Saved data entries:
* START *

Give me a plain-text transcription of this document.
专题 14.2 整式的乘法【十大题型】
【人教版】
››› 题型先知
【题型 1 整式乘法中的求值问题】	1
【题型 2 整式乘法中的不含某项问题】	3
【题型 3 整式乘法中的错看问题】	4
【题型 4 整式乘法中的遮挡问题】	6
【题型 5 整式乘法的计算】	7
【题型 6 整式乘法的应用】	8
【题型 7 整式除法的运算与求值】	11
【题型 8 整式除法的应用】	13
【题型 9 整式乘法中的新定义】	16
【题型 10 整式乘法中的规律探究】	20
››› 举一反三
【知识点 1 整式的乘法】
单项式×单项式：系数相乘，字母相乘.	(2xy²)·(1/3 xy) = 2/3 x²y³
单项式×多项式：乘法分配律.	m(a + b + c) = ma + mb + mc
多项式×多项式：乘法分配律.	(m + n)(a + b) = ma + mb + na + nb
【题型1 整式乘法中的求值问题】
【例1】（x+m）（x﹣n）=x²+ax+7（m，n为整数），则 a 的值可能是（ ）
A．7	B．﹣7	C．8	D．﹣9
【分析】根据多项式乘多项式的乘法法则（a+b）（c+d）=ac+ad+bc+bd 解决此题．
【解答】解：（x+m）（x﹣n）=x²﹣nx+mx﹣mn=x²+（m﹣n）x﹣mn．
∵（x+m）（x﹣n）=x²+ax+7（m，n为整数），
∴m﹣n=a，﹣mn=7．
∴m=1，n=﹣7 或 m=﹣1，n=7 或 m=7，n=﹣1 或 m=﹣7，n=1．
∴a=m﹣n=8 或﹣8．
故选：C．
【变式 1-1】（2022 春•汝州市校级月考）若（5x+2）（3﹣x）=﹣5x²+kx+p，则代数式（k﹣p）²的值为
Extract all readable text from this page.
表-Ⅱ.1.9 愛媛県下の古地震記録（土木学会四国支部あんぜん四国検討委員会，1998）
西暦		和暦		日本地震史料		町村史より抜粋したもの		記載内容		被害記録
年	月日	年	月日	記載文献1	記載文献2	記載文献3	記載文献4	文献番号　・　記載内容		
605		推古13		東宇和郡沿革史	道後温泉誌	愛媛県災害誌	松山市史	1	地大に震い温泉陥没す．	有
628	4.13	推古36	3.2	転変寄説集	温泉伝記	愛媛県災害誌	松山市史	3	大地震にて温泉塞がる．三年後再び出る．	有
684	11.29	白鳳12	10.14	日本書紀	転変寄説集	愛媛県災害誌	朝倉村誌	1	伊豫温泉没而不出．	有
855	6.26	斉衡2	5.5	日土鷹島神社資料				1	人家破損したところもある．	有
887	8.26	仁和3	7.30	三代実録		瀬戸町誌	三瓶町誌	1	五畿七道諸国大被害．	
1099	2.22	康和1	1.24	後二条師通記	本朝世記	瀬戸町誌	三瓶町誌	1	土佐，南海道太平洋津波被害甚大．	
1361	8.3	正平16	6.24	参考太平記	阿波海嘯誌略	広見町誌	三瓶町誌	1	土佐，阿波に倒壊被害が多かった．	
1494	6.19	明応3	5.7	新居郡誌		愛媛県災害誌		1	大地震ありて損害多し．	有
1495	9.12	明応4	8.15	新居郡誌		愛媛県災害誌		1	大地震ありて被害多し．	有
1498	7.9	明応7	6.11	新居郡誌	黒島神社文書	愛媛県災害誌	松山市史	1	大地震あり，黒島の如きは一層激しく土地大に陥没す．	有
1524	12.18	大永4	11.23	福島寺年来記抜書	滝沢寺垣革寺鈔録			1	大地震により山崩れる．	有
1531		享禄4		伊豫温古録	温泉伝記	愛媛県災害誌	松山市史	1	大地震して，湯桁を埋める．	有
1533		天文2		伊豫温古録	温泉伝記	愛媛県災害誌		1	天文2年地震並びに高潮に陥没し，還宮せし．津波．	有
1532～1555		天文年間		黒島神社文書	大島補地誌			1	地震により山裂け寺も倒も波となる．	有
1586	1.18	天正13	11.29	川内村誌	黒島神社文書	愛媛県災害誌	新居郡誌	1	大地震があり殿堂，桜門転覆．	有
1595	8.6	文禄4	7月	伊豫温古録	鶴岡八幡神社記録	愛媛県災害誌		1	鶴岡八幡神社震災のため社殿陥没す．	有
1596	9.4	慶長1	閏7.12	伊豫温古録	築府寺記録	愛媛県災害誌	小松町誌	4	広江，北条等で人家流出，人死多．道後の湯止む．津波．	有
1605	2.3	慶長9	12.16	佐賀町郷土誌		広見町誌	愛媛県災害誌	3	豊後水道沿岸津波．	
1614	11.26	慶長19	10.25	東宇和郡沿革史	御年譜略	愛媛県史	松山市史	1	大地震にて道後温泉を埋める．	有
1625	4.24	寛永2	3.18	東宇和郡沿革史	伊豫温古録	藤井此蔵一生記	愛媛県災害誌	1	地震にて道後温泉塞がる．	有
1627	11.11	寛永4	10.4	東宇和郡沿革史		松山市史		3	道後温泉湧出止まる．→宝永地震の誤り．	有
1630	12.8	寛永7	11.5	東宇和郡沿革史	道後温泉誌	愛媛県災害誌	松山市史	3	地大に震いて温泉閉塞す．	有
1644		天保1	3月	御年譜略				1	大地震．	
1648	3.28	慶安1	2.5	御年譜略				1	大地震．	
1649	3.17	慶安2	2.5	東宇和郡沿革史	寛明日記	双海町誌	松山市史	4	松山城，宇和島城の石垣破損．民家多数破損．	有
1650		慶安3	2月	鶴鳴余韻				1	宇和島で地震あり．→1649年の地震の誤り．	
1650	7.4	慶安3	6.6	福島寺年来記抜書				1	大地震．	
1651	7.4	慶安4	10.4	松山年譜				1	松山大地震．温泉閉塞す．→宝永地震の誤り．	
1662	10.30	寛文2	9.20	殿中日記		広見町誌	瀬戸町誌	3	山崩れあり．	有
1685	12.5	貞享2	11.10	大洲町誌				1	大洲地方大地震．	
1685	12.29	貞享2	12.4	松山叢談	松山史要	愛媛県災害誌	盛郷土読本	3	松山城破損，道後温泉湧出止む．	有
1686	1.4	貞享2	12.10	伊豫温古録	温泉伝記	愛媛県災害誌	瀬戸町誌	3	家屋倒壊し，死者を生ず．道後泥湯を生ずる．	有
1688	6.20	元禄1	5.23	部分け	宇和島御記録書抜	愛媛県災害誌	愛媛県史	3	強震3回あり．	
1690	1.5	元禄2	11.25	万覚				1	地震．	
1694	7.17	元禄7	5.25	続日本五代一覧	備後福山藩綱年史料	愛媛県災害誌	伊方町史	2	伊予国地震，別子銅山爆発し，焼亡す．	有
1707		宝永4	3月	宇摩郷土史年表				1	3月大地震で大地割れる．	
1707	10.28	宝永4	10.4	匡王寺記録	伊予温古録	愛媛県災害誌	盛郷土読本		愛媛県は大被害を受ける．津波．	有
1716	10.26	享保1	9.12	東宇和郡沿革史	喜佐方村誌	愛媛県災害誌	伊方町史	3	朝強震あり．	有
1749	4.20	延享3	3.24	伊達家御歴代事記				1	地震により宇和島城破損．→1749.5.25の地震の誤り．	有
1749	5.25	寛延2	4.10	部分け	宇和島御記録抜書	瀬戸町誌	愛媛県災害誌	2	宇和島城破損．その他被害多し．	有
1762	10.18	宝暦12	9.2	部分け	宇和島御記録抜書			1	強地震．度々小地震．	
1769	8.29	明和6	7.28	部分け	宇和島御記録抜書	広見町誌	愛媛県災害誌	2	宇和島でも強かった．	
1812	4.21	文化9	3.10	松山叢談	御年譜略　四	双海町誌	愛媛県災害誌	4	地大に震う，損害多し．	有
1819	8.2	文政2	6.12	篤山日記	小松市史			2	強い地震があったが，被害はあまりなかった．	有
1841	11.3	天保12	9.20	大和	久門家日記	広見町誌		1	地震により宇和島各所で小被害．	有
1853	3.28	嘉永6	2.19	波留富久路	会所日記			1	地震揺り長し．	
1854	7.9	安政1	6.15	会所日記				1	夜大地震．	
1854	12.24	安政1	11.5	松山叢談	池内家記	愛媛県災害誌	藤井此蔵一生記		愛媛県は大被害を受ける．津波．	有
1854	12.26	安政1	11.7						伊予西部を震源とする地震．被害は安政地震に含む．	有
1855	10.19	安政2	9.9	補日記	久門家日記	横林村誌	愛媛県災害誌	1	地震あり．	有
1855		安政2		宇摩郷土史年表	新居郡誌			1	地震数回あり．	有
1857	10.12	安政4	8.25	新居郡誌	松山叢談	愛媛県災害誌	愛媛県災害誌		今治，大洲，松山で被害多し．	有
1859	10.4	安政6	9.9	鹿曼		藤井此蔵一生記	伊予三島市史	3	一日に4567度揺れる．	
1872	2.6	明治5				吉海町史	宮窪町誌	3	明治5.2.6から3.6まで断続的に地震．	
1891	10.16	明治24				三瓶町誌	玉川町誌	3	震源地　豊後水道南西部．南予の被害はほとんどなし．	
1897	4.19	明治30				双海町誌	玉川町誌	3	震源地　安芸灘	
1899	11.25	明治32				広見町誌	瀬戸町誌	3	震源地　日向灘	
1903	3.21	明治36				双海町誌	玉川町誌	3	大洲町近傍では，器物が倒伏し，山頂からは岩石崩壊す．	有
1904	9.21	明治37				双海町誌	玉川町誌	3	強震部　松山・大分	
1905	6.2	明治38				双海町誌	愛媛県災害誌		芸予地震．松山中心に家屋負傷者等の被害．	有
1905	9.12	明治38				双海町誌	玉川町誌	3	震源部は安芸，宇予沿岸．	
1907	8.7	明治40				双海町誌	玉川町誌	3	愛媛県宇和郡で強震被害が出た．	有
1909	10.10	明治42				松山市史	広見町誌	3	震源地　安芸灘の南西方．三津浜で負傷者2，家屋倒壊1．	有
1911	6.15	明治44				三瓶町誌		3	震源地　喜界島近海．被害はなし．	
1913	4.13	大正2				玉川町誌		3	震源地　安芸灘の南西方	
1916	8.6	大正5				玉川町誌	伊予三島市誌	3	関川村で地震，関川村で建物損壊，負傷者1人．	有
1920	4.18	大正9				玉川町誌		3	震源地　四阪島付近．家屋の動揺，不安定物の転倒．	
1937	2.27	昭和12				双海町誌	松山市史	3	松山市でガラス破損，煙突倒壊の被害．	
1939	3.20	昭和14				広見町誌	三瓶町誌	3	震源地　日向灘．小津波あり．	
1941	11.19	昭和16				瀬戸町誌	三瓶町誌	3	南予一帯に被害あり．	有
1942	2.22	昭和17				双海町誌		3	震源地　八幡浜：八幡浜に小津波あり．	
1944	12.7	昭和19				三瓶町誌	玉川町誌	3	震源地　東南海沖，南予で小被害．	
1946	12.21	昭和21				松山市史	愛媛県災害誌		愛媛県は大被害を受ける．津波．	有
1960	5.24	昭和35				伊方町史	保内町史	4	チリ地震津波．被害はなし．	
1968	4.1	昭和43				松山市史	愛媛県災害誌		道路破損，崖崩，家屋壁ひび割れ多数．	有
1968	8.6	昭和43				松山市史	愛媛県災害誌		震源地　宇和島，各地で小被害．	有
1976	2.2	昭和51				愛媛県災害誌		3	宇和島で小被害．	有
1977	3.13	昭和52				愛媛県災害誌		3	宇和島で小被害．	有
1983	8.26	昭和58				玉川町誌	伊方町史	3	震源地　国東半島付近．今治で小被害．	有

* END *

Filter the entries down to the lines containing "久門家日記". Copy each of those lines.

1841	11.3	天保12	9.20	大和	久門家日記	広見町誌		1	地震により宇和島各所で小被害．	有
1855	10.19	安政2	9.9	補日記	久門家日記	横林村誌	愛媛県災害誌	1	地震あり．	有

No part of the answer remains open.